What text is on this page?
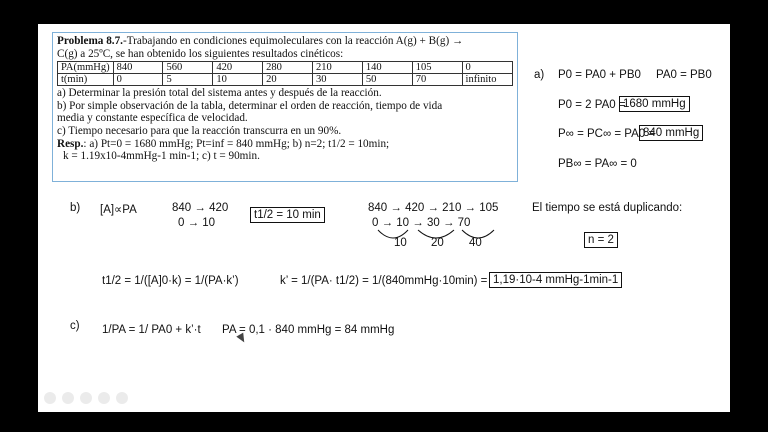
Problema 8.7.-Trabajando en condiciones equimoleculares con la reacción A(g) + B(g) →

C(g) a 25ºC, se han obtenido los siguientes resultados cinéticos:

PA(mmHg)	840	560	420	280	210	140	105	0
t(min)	0	5	10	20	30	50	70	infinito

a) Determinar la presión total del sistema antes y después de la reacción.

b) Por simple observación de la tabla, determinar el orden de reacción, tiempo de vida

media y constante específica de velocidad.

c) Tiempo necesario para que la reacción transcurra en un 90%.

Resp.: a) Pt=0 = 1680 mmHg; Pt=inf = 840 mmHg; b) n=2; t1/2 = 10min;

k = 1.19x10-4mmHg-1 min-1; c) t = 90min.

a) P0 = PA0 + PB0 PA0 = PB0
P0 = 2 PA0 =
1680 mmHg
P∞ = PC∞ = PA0 =
840 mmHg
PB∞ = PA∞ = 0
b) [A]∝PA	840 → 420
0 → 10
t1/2 = 10 min
840 → 420 → 210 → 105
0 → 10 → 30 → 70
10 20 40
El tiempo se está duplicando:
n = 2
t1/2 = 1/([A]0·k) = 1/(PA·k’)	k’ = 1/(PA· t1/2) = 1/(840mmHg·10min) = 1,19·10-4 mmHg-1min-1
c) 1/PA = 1/ PA0 + k’·t PA = 0,1 · 840 mmHg = 84 mmHg
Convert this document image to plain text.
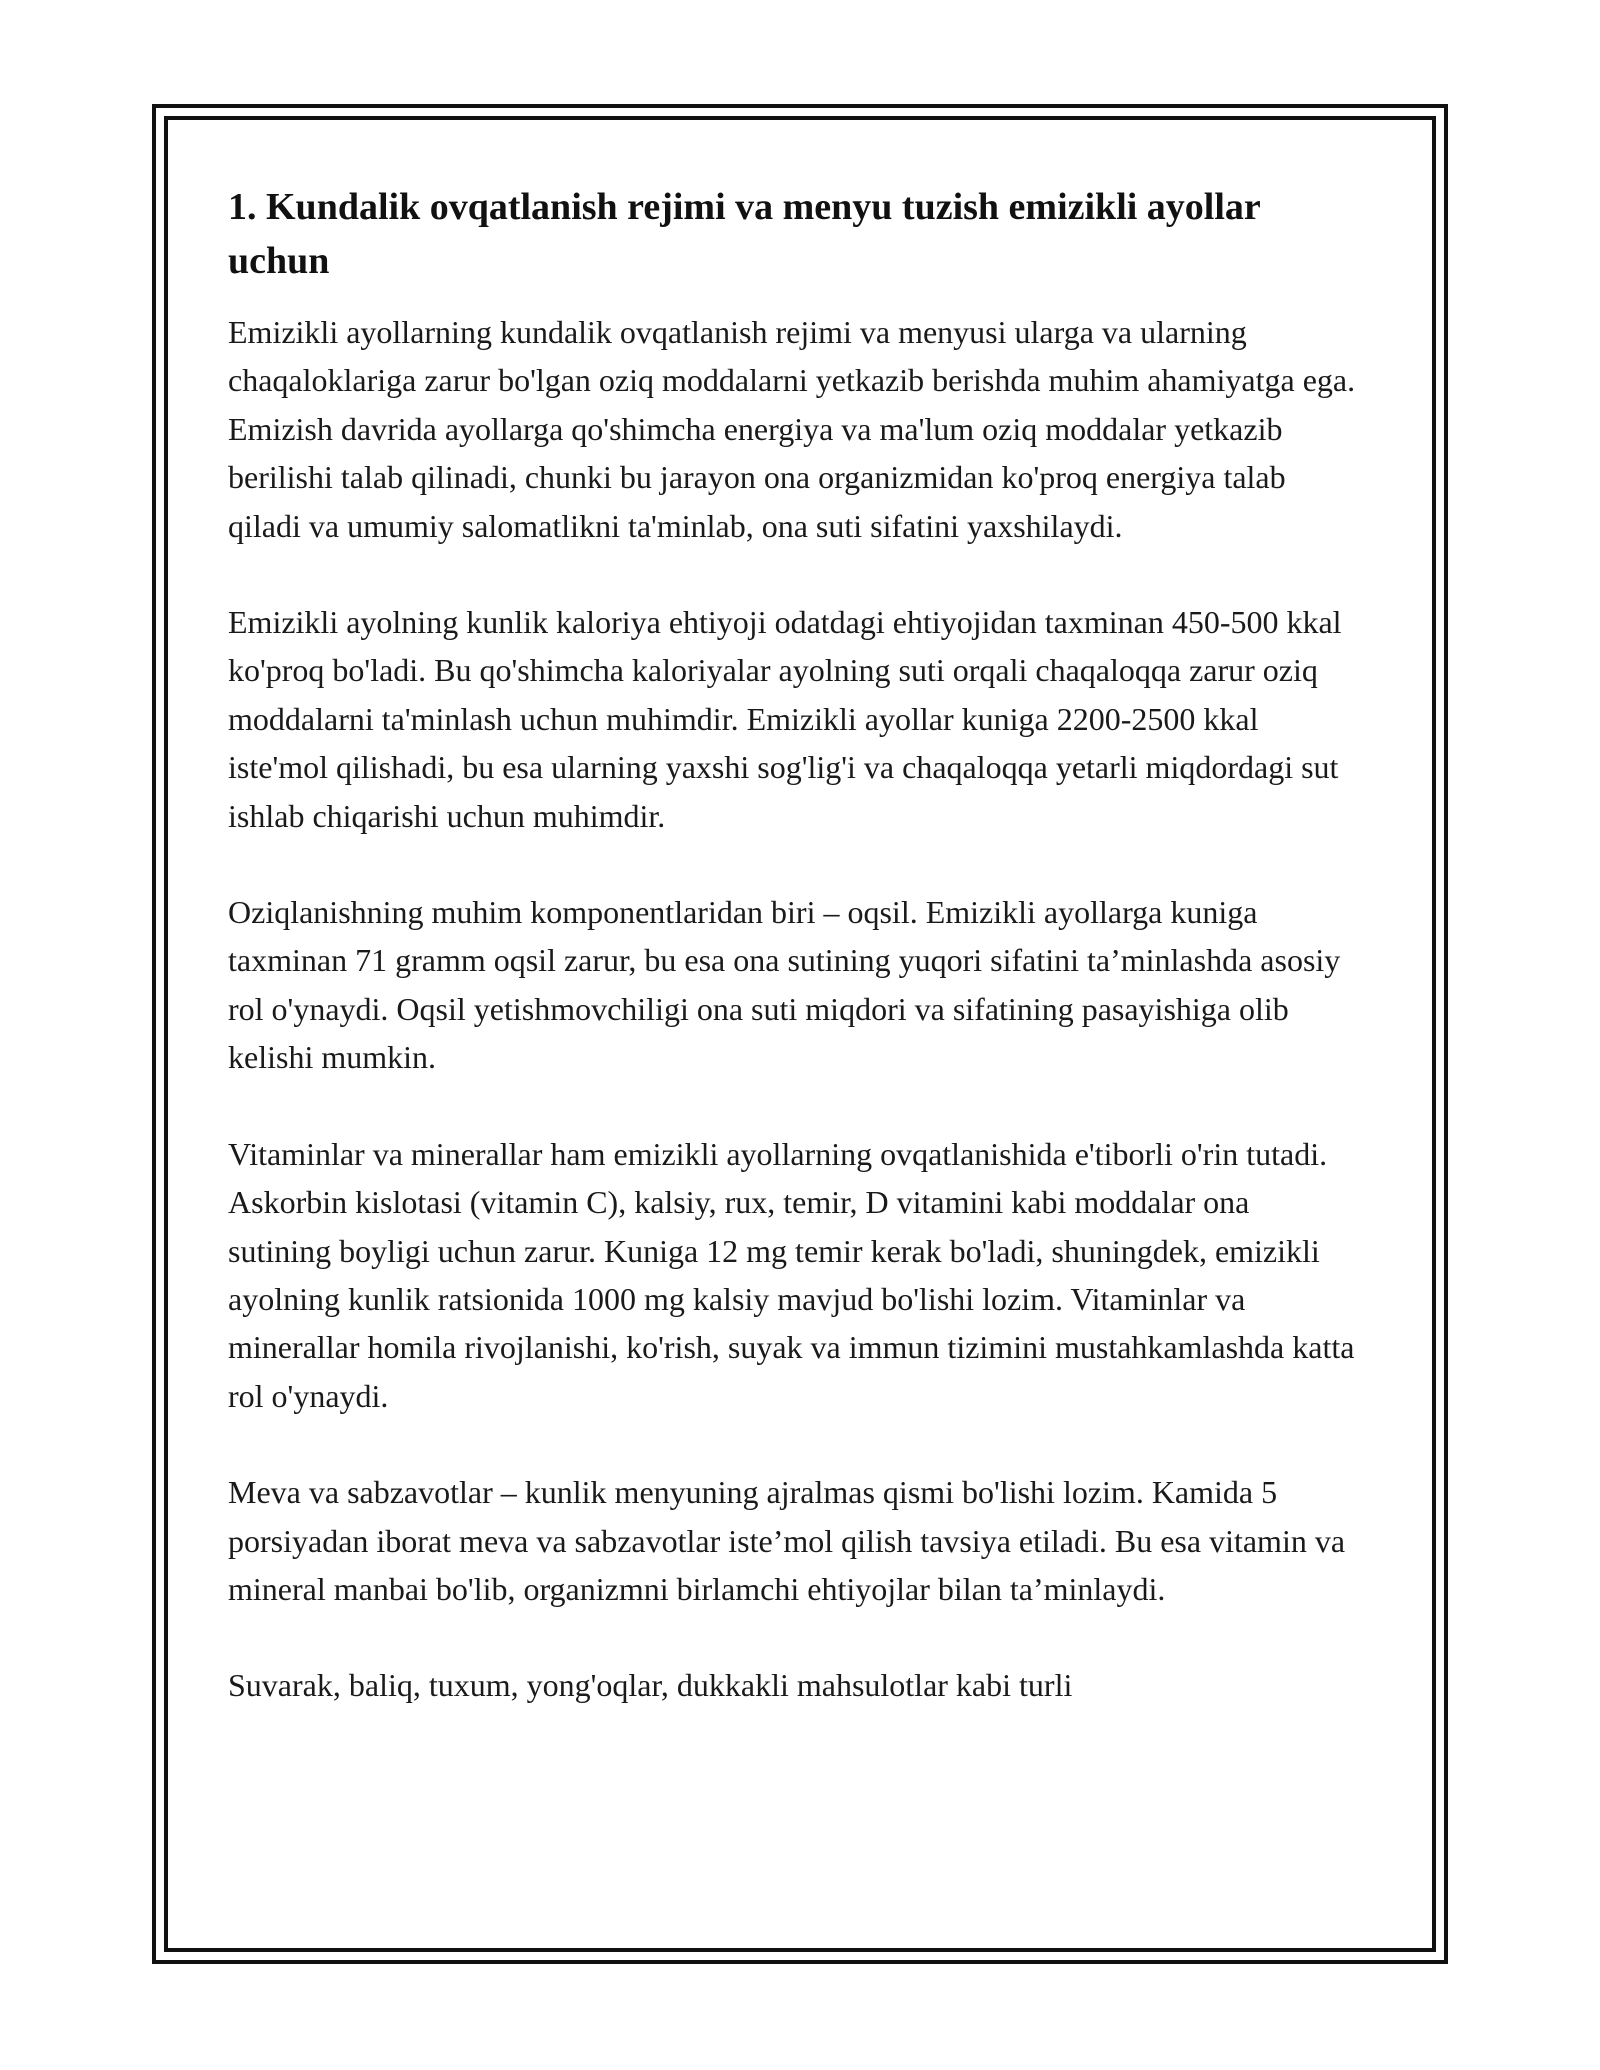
1. Kundalik ovqatlanish rejimi va menyu tuzish emizikli ayollar uchun

Emizikli ayollarning kundalik ovqatlanish rejimi va menyusi ularga va ularning chaqaloklariga zarur bo'lgan oziq moddalarni yetkazib berishda muhim ahamiyatga ega. Emizish davrida ayollarga qo'shimcha energiya va ma'lum oziq moddalar yetkazib berilishi talab qilinadi, chunki bu jarayon ona organizmidan ko'proq energiya talab qiladi va umumiy salomatlikni ta'minlab, ona suti sifatini yaxshilaydi.

Emizikli ayolning kunlik kaloriya ehtiyoji odatdagi ehtiyojidan taxminan 450-500 kkal ko'proq bo'ladi. Bu qo'shimcha kaloriyalar ayolning suti orqali chaqaloqqa zarur oziq moddalarni ta'minlash uchun muhimdir. Emizikli ayollar kuniga 2200-2500 kkal iste'mol qilishadi, bu esa ularning yaxshi sog'lig'i va chaqaloqqa yetarli miqdordagi sut ishlab chiqarishi uchun muhimdir.

Oziqlanishning muhim komponentlaridan biri – oqsil. Emizikli ayollarga kuniga taxminan 71 gramm oqsil zarur, bu esa ona sutining yuqori sifatini ta’minlashda asosiy rol o'ynaydi. Oqsil yetishmovchiligi ona suti miqdori va sifatining pasayishiga olib kelishi mumkin.

Vitaminlar va minerallar ham emizikli ayollarning ovqatlanishida e'tiborli o'rin tutadi. Askorbin kislotasi (vitamin C), kalsiy, rux, temir, D vitamini kabi moddalar ona sutining boyligi uchun zarur. Kuniga 12 mg temir kerak bo'ladi, shuningdek, emizikli ayolning kunlik ratsionida 1000 mg kalsiy mavjud bo'lishi lozim. Vitaminlar va minerallar homila rivojlanishi, ko'rish, suyak va immun tizimini mustahkamlashda katta rol o'ynaydi.

Meva va sabzavotlar – kunlik menyuning ajralmas qismi bo'lishi lozim. Kamida 5 porsiyadan iborat meva va sabzavotlar iste’mol qilish tavsiya etiladi. Bu esa vitamin va mineral manbai bo'lib, organizmni birlamchi ehtiyojlar bilan ta’minlaydi.

Suvarak, baliq, tuxum, yong'oqlar, dukkakli mahsulotlar kabi turli
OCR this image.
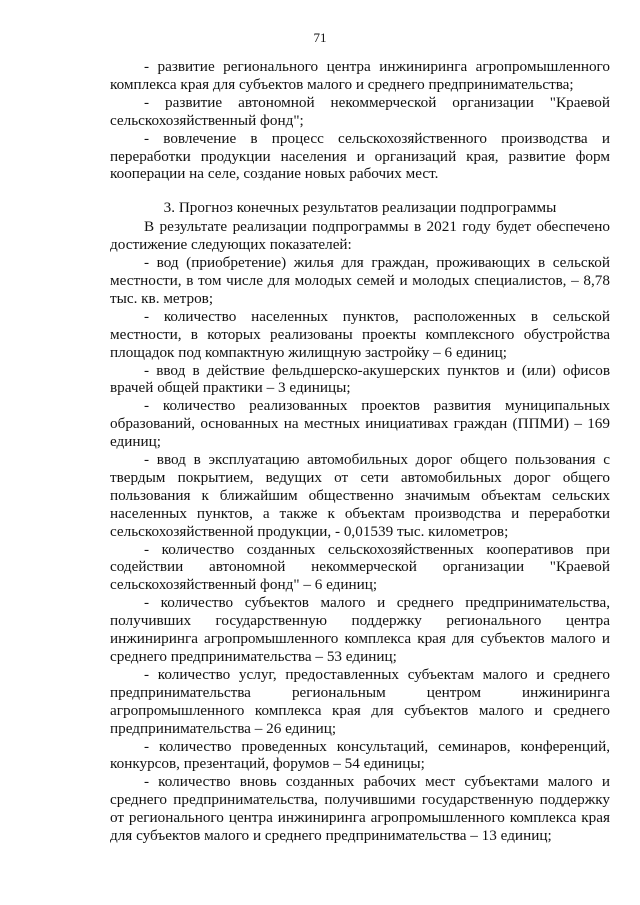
71

- развитие регионального центра инжиниринга агропромышленного комплекса края для субъектов малого и среднего предпринимательства;

- развитие автономной некоммерческой организации "Краевой сельскохозяйственный фонд";

- вовлечение в процесс сельскохозяйственного производства и переработки продукции населения и организаций края, развитие форм кооперации на селе, создание новых рабочих мест.

3. Прогноз конечных результатов реализации подпрограммы

В результате реализации подпрограммы в 2021 году будет обеспечено достижение следующих показателей:

- вод (приобретение) жилья для граждан, проживающих в сельской местности, в том числе для молодых семей и молодых специалистов, – 8,78 тыс. кв. метров;

- количество населенных пунктов, расположенных в сельской местности, в которых реализованы проекты комплексного обустройства площадок под компактную жилищную застройку – 6 единиц;

- ввод в действие фельдшерско-акушерских пунктов и (или) офисов врачей общей практики – 3 единицы;

- количество реализованных проектов развития муниципальных образований, основанных на местных инициативах граждан (ППМИ) – 169 единиц;

- ввод в эксплуатацию автомобильных дорог общего пользования с твердым покрытием, ведущих от сети автомобильных дорог общего пользования к ближайшим общественно значимым объектам сельских населенных пунктов, а также к объектам производства и переработки сельскохозяйственной продукции, - 0,01539 тыс. километров;

- количество созданных сельскохозяйственных кооперативов при содействии автономной некоммерческой организации "Краевой сельскохозяйственный фонд" – 6 единиц;

- количество субъектов малого и среднего предпринимательства, получивших государственную поддержку регионального центра инжиниринга агропромышленного комплекса края для субъектов малого и среднего предпринимательства – 53 единиц;

- количество услуг, предоставленных субъектам малого и среднего предпринимательства региональным центром инжиниринга агропромышленного комплекса края для субъектов малого и среднего предпринимательства – 26 единиц;

- количество проведенных консультаций, семинаров, конференций, конкурсов, презентаций, форумов – 54 единицы;

- количество вновь созданных рабочих мест субъектами малого и среднего предпринимательства, получившими государственную поддержку от регионального центра инжиниринга агропромышленного комплекса края для субъектов малого и среднего предпринимательства – 13 единиц;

☆ ☆ ☆ ☆ ☆ ☆ ☆

• Given problem: Return each line exactly as written. Any picture gets left out.

• Answer to the problem:
What text is on this page?
Problema 8.7.-Trabajando en condiciones equimoleculares con la reacción A(g) + B(g) →

C(g) a 25ºC, se han obtenido los siguientes resultados cinéticos:

PA(mmHg)	840	560	420	280	210	140	105	0
t(min)	0	5	10	20	30	50	70	infinito

a) Determinar la presión total del sistema antes y después de la reacción.

b) Por simple observación de la tabla, determinar el orden de reacción, tiempo de vida

media y constante específica de velocidad.

c) Tiempo necesario para que la reacción transcurra en un 90%.

Resp.: a) Pt=0 = 1680 mmHg; Pt=inf = 840 mmHg; b) n=2; t1/2 = 10min;

k = 1.19x10-4mmHg-1 min-1; c) t = 90min.

a) P0 = PA0 + PB0 PA0 = PB0
P0 = 2 PA0 =
1680 mmHg
P∞ = PC∞ = PA0 =
840 mmHg
PB∞ = PA∞ = 0
b) [A]∝PA	840 → 420
0 → 10
t1/2 = 10 min
840 → 420 → 210 → 105
0 → 10 → 30 → 70
10 20 40
El tiempo se está duplicando:
n = 2
t1/2 = 1/([A]0·k) = 1/(PA·k’)	k’ = 1/(PA· t1/2) = 1/(840mmHg·10min) = 1,19·10-4 mmHg-1min-1
c) 1/PA = 1/ PA0 + k’·t PA = 0,1 · 840 mmHg = 84 mmHg
Convert this document image to plain text.
1. Kundalik ovqatlanish rejimi va menyu tuzish emizikli ayollar uchun

Emizikli ayollarning kundalik ovqatlanish rejimi va menyusi ularga va ularning chaqaloklariga zarur bo'lgan oziq moddalarni yetkazib berishda muhim ahamiyatga ega. Emizish davrida ayollarga qo'shimcha energiya va ma'lum oziq moddalar yetkazib berilishi talab qilinadi, chunki bu jarayon ona organizmidan ko'proq energiya talab qiladi va umumiy salomatlikni ta'minlab, ona suti sifatini yaxshilaydi.

Emizikli ayolning kunlik kaloriya ehtiyoji odatdagi ehtiyojidan taxminan 450-500 kkal ko'proq bo'ladi. Bu qo'shimcha kaloriyalar ayolning suti orqali chaqaloqqa zarur oziq moddalarni ta'minlash uchun muhimdir. Emizikli ayollar kuniga 2200-2500 kkal iste'mol qilishadi, bu esa ularning yaxshi sog'lig'i va chaqaloqqa yetarli miqdordagi sut ishlab chiqarishi uchun muhimdir.

Oziqlanishning muhim komponentlaridan biri – oqsil. Emizikli ayollarga kuniga taxminan 71 gramm oqsil zarur, bu esa ona sutining yuqori sifatini ta’minlashda asosiy rol o'ynaydi. Oqsil yetishmovchiligi ona suti miqdori va sifatining pasayishiga olib kelishi mumkin.

Vitaminlar va minerallar ham emizikli ayollarning ovqatlanishida e'tiborli o'rin tutadi. Askorbin kislotasi (vitamin C), kalsiy, rux, temir, D vitamini kabi moddalar ona sutining boyligi uchun zarur. Kuniga 12 mg temir kerak bo'ladi, shuningdek, emizikli ayolning kunlik ratsionida 1000 mg kalsiy mavjud bo'lishi lozim. Vitaminlar va minerallar homila rivojlanishi, ko'rish, suyak va immun tizimini mustahkamlashda katta rol o'ynaydi.

Meva va sabzavotlar – kunlik menyuning ajralmas qismi bo'lishi lozim. Kamida 5 porsiyadan iborat meva va sabzavotlar iste’mol qilish tavsiya etiladi. Bu esa vitamin va mineral manbai bo'lib, organizmni birlamchi ehtiyojlar bilan ta’minlaydi.

Suvarak, baliq, tuxum, yong'oqlar, dukkakli mahsulotlar kabi turli
OCR this image.
71

- развитие регионального центра инжиниринга агропромышленного комплекса края для субъектов малого и среднего предпринимательства;

- развитие автономной некоммерческой организации "Краевой сельскохозяйственный фонд";

- вовлечение в процесс сельскохозяйственного производства и переработки продукции населения и организаций края, развитие форм кооперации на селе, создание новых рабочих мест.

3. Прогноз конечных результатов реализации подпрограммы

В результате реализации подпрограммы в 2021 году будет обеспечено достижение следующих показателей:

- вод (приобретение) жилья для граждан, проживающих в сельской местности, в том числе для молодых семей и молодых специалистов, – 8,78 тыс. кв. метров;

- количество населенных пунктов, расположенных в сельской местности, в которых реализованы проекты комплексного обустройства площадок под компактную жилищную застройку – 6 единиц;

- ввод в действие фельдшерско-акушерских пунктов и (или) офисов врачей общей практики – 3 единицы;

- количество реализованных проектов развития муниципальных образований, основанных на местных инициативах граждан (ППМИ) – 169 единиц;

- ввод в эксплуатацию автомобильных дорог общего пользования с твердым покрытием, ведущих от сети автомобильных дорог общего пользования к ближайшим общественно значимым объектам сельских населенных пунктов, а также к объектам производства и переработки сельскохозяйственной продукции, - 0,01539 тыс. километров;

- количество созданных сельскохозяйственных кооперативов при содействии автономной некоммерческой организации "Краевой сельскохозяйственный фонд" – 6 единиц;

- количество субъектов малого и среднего предпринимательства, получивших государственную поддержку регионального центра инжиниринга агропромышленного комплекса края для субъектов малого и среднего предпринимательства – 53 единиц;

- количество услуг, предоставленных субъектам малого и среднего предпринимательства региональным центром инжиниринга агропромышленного комплекса края для субъектов малого и среднего предпринимательства – 26 единиц;

- количество проведенных консультаций, семинаров, конференций, конкурсов, презентаций, форумов – 54 единицы;

- количество вновь созданных рабочих мест субъектами малого и среднего предпринимательства, получившими государственную поддержку от регионального центра инжиниринга агропромышленного комплекса края для субъектов малого и среднего предпринимательства – 13 единиц;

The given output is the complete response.